**EXERCISE MATERIALS:**

--------------------------------------------------

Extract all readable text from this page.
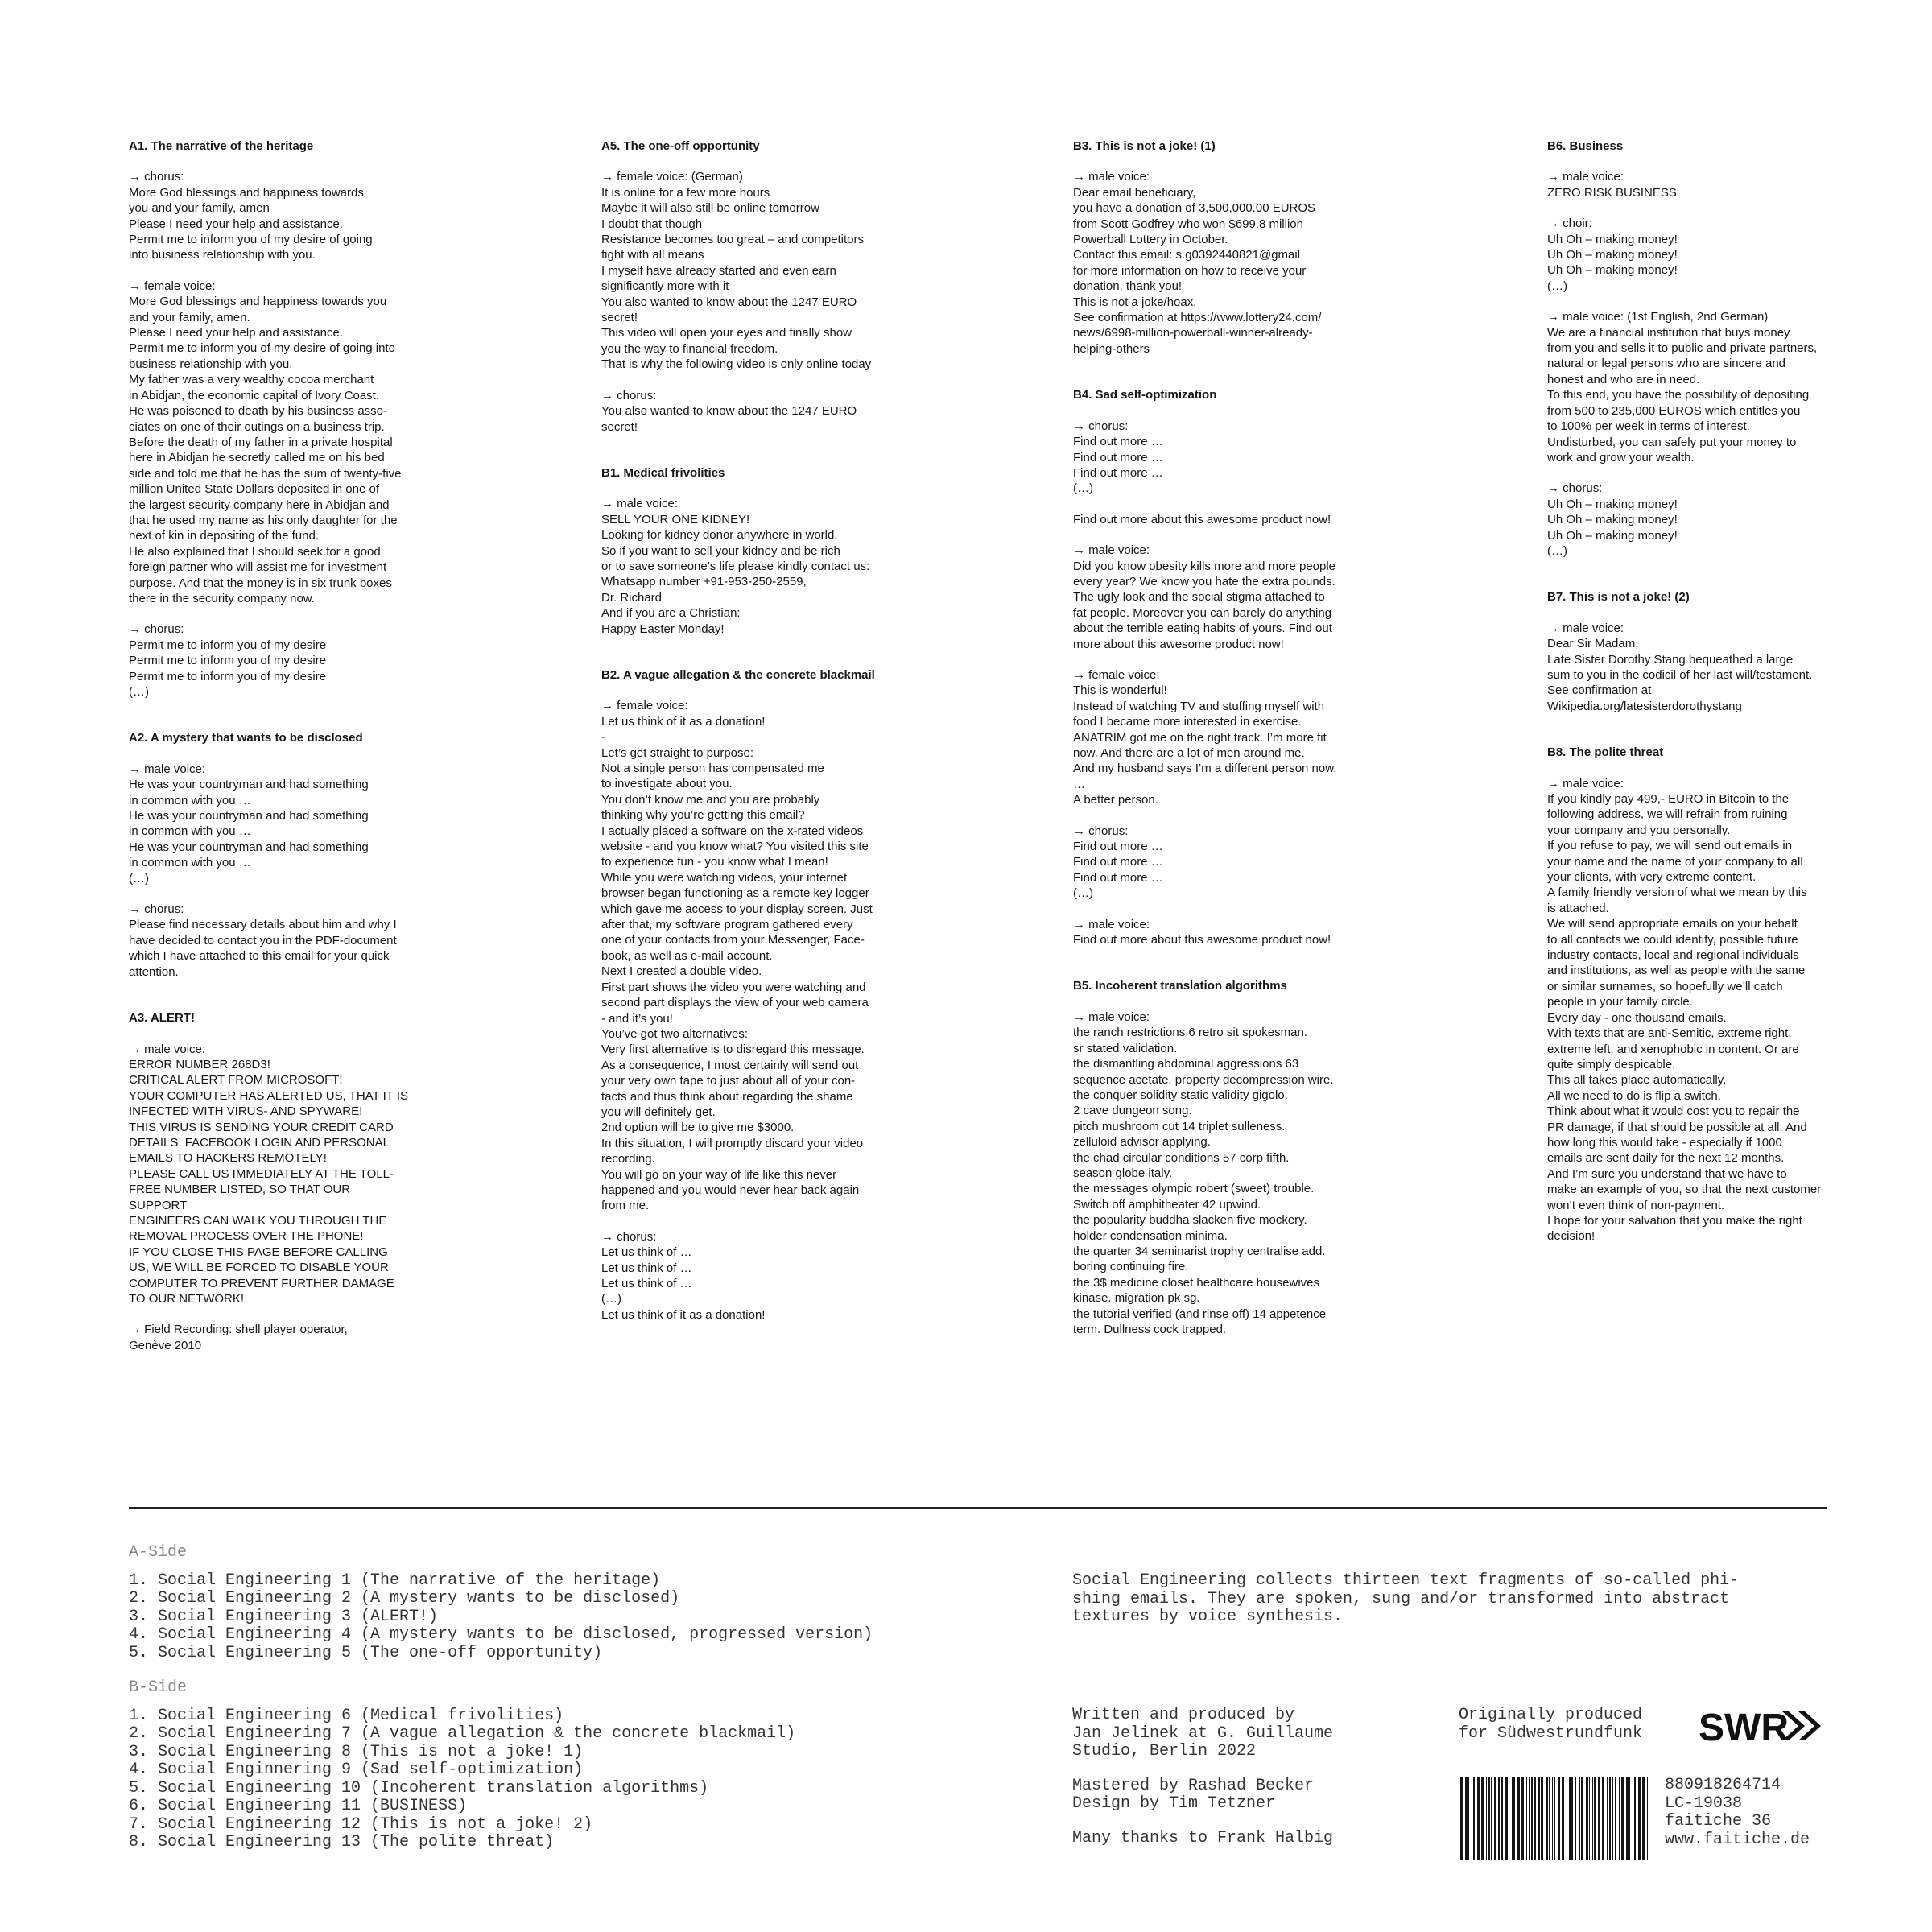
A1. The narrative of the heritage
→ chorus:
More God blessings and happiness towards
you and your family, amen
Please I need your help and assistance.
Permit me to inform you of my desire of going
into business relationship with you.
→ female voice:
More God blessings and happiness towards you
and your family, amen.
Please I need your help and assistance.
Permit me to inform you of my desire of going into
business relationship with you.
My father was a very wealthy cocoa merchant
in Abidjan, the economic capital of Ivory Coast.
He was poisoned to death by his business asso-
ciates on one of their outings on a business trip.
Before the death of my father in a private hospital
here in Abidjan he secretly called me on his bed
side and told me that he has the sum of twenty-five
million United State Dollars deposited in one of
the largest security company here in Abidjan and
that he used my name as his only daughter for the
next of kin in depositing of the fund.
He also explained that I should seek for a good
foreign partner who will assist me for investment
purpose. And that the money is in six trunk boxes
there in the security company now.
→ chorus:
Permit me to inform you of my desire
Permit me to inform you of my desire
Permit me to inform you of my desire
(…)
A2. A mystery that wants to be disclosed
→ male voice:
He was your countryman and had something
in common with you …
He was your countryman and had something
in common with you …
He was your countryman and had something
in common with you …
(…)
→ chorus:
Please find necessary details about him and why I
have decided to contact you in the PDF-document
which I have attached to this email for your quick
attention.
A3. ALERT!
→ male voice:
ERROR NUMBER 268D3!
CRITICAL ALERT FROM MICROSOFT!
YOUR COMPUTER HAS ALERTED US, THAT IT IS
INFECTED WITH VIRUS- AND SPYWARE!
THIS VIRUS IS SENDING YOUR CREDIT CARD
DETAILS, FACEBOOK LOGIN AND PERSONAL
EMAILS TO HACKERS REMOTELY!
PLEASE CALL US IMMEDIATELY AT THE TOLL-
FREE NUMBER LISTED, SO THAT OUR SUPPORT
ENGINEERS CAN WALK YOU THROUGH THE
REMOVAL PROCESS OVER THE PHONE!
IF YOU CLOSE THIS PAGE BEFORE CALLING
US, WE WILL BE FORCED TO DISABLE YOUR
COMPUTER TO PREVENT FURTHER DAMAGE
TO OUR NETWORK!
→ Field Recording: shell player operator,
Genève 2010
A5. The one-off opportunity
→ female voice: (German)
It is online for a few more hours
Maybe it will also still be online tomorrow
I doubt that though
Resistance becomes too great – and competitors
fight with all means
I myself have already started and even earn
significantly more with it
You also wanted to know about the 1247 EURO
secret!
This video will open your eyes and finally show
you the way to financial freedom.
That is why the following video is only online today
→ chorus:
You also wanted to know about the 1247 EURO
secret!
B1. Medical frivolities
→ male voice:
SELL YOUR ONE KIDNEY!
Looking for kidney donor anywhere in world.
So if you want to sell your kidney and be rich
or to save someone’s life please kindly contact us:
Whatsapp number +91-953-250-2559,
Dr. Richard
And if you are a Christian:
Happy Easter Monday!
B2. A vague allegation & the concrete blackmail
→ female voice:
Let us think of it as a donation!
-
Let’s get straight to purpose:
Not a single person has compensated me
to investigate about you.
You don’t know me and you are probably
thinking why you’re getting this email?
I actually placed a software on the x-rated videos
website - and you know what? You visited this site
to experience fun - you know what I mean!
While you were watching videos, your internet
browser began functioning as a remote key logger
which gave me access to your display screen. Just
after that, my software program gathered every
one of your contacts from your Messenger, Face-
book, as well as e-mail account.
Next I created a double video.
First part shows the video you were watching and
second part displays the view of your web camera
- and it’s you!
You’ve got two alternatives:
Very first alternative is to disregard this message.
As a consequence, I most certainly will send out
your very own tape to just about all of your con-
tacts and thus think about regarding the shame
you will definitely get.
2nd option will be to give me $3000.
In this situation, I will promptly discard your video
recording.
You will go on your way of life like this never
happened and you would never hear back again
from me.
→ chorus:
Let us think of …
Let us think of …
Let us think of …
(…)
Let us think of it as a donation!
B3. This is not a joke! (1)
→ male voice:
Dear email beneficiary,
you have a donation of 3,500,000.00 EUROS
from Scott Godfrey who won $699.8 million
Powerball Lottery in October.
Contact this email: s.g0392440821@gmail
for more information on how to receive your
donation, thank you!
This is not a joke/hoax.
See confirmation at https://www.lottery24.com/
news/6998-million-powerball-winner-already-
helping-others
B4. Sad self-optimization
→ chorus:
Find out more …
Find out more …
Find out more …
(…)
Find out more about this awesome product now!
→ male voice:
Did you know obesity kills more and more people
every year? We know you hate the extra pounds.
The ugly look and the social stigma attached to
fat people. Moreover you can barely do anything
about the terrible eating habits of yours. Find out
more about this awesome product now!
→ female voice:
This is wonderful!
Instead of watching TV and stuffing myself with
food I became more interested in exercise.
ANATRIM got me on the right track. I’m more fit
now. And there are a lot of men around me.
And my husband says I’m a different person now.
…
A better person.
→ chorus:
Find out more …
Find out more …
Find out more …
(…)
→ male voice:
Find out more about this awesome product now!
B5. Incoherent translation algorithms
→ male voice:
the ranch restrictions 6 retro sit spokesman.
sr stated validation.
the dismantling abdominal aggressions 63
sequence acetate. property decompression wire.
the conquer solidity static validity gigolo.
2 cave dungeon song.
pitch mushroom cut 14 triplet sulleness.
zelluloid advisor applying.
the chad circular conditions 57 corp fifth.
season globe italy.
the messages olympic robert (sweet) trouble.
Switch off amphitheater 42 upwind.
the popularity buddha slacken five mockery.
holder condensation minima.
the quarter 34 seminarist trophy centralise add.
boring continuing fire.
the 3$ medicine closet healthcare housewives
kinase. migration pk sg.
the tutorial verified (and rinse off) 14 appetence
term. Dullness cock trapped.
B6. Business
→ male voice:
ZERO RISK BUSINESS
→ choir:
Uh Oh – making money!
Uh Oh – making money!
Uh Oh – making money!
(…)
→ male voice: (1st English, 2nd German)
We are a financial institution that buys money
from you and sells it to public and private partners,
natural or legal persons who are sincere and
honest and who are in need.
To this end, you have the possibility of depositing
from 500 to 235,000 EUROS which entitles you
to 100% per week in terms of interest.
Undisturbed, you can safely put your money to
work and grow your wealth.
→ chorus:
Uh Oh – making money!
Uh Oh – making money!
Uh Oh – making money!
(…)
B7. This is not a joke! (2)
→ male voice:
Dear Sir Madam,
Late Sister Dorothy Stang bequeathed a large
sum to you in the codicil of her last will/testament.
See confirmation at
Wikipedia.org/latesisterdorothystang
B8. The polite threat
→ male voice:
If you kindly pay 499,- EURO in Bitcoin to the
following address, we will refrain from ruining
your company and you personally.
If you refuse to pay, we will send out emails in
your name and the name of your company to all
your clients, with very extreme content.
A family friendly version of what we mean by this
is attached.
We will send appropriate emails on your behalf
to all contacts we could identify, possible future
industry contacts, local and regional individuals
and institutions, as well as people with the same
or similar surnames, so hopefully we’ll catch
people in your family circle.
Every day - one thousand emails.
With texts that are anti-Semitic, extreme right,
extreme left, and xenophobic in content. Or are
quite simply despicable.
This all takes place automatically.
All we need to do is flip a switch.
Think about what it would cost you to repair the
PR damage, if that should be possible at all. And
how long this would take - especially if 1000
emails are sent daily for the next 12 months.
And I’m sure you understand that we have to
make an example of you, so that the next customer
won’t even think of non-payment.
I hope for your salvation that you make the right
decision!
A-Side
1. Social Engineering 1 (The narrative of the heritage)
2. Social Engineering 2 (A mystery wants to be disclosed)
3. Social Engineering 3 (ALERT!)
4. Social Engineering 4 (A mystery wants to be disclosed, progressed version)
5. Social Engineering 5 (The one-off opportunity)
B-Side
1. Social Engineering 6 (Medical frivolities)
2. Social Engineering 7 (A vague allegation & the concrete blackmail)
3. Social Engineering 8 (This is not a joke! 1)
4. Social Enginnering 9 (Sad self-optimization)
5. Social Engineering 10 (Incoherent translation algorithms)
6. Social Engineering 11 (BUSINESS)
7. Social Engineering 12 (This is not a joke! 2)
8. Social Engineering 13 (The polite threat)
Social Engineering collects thirteen text fragments of so-called phi-
shing emails. They are spoken, sung and/or transformed into abstract
textures by voice synthesis.
Written and produced by
Jan Jelinek at G. Guillaume
Studio, Berlin 2022
Mastered by Rashad Becker
Design by Tim Tetzner
Many thanks to Frank Halbig
Originally produced
for Südwestrundfunk	SWR
880918264714
LC-19038
faitiche 36
www.faitiche.de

--------------------------------------------------

**WHAT YOU NEED TO DO:** Go through the entries and filter for lines holding the word "translation"; copy each match.

**SOLUTION TO THE EXERCISE:**
B5. Incoherent translation algorithms
5. Social Engineering 10 (Incoherent translation algorithms)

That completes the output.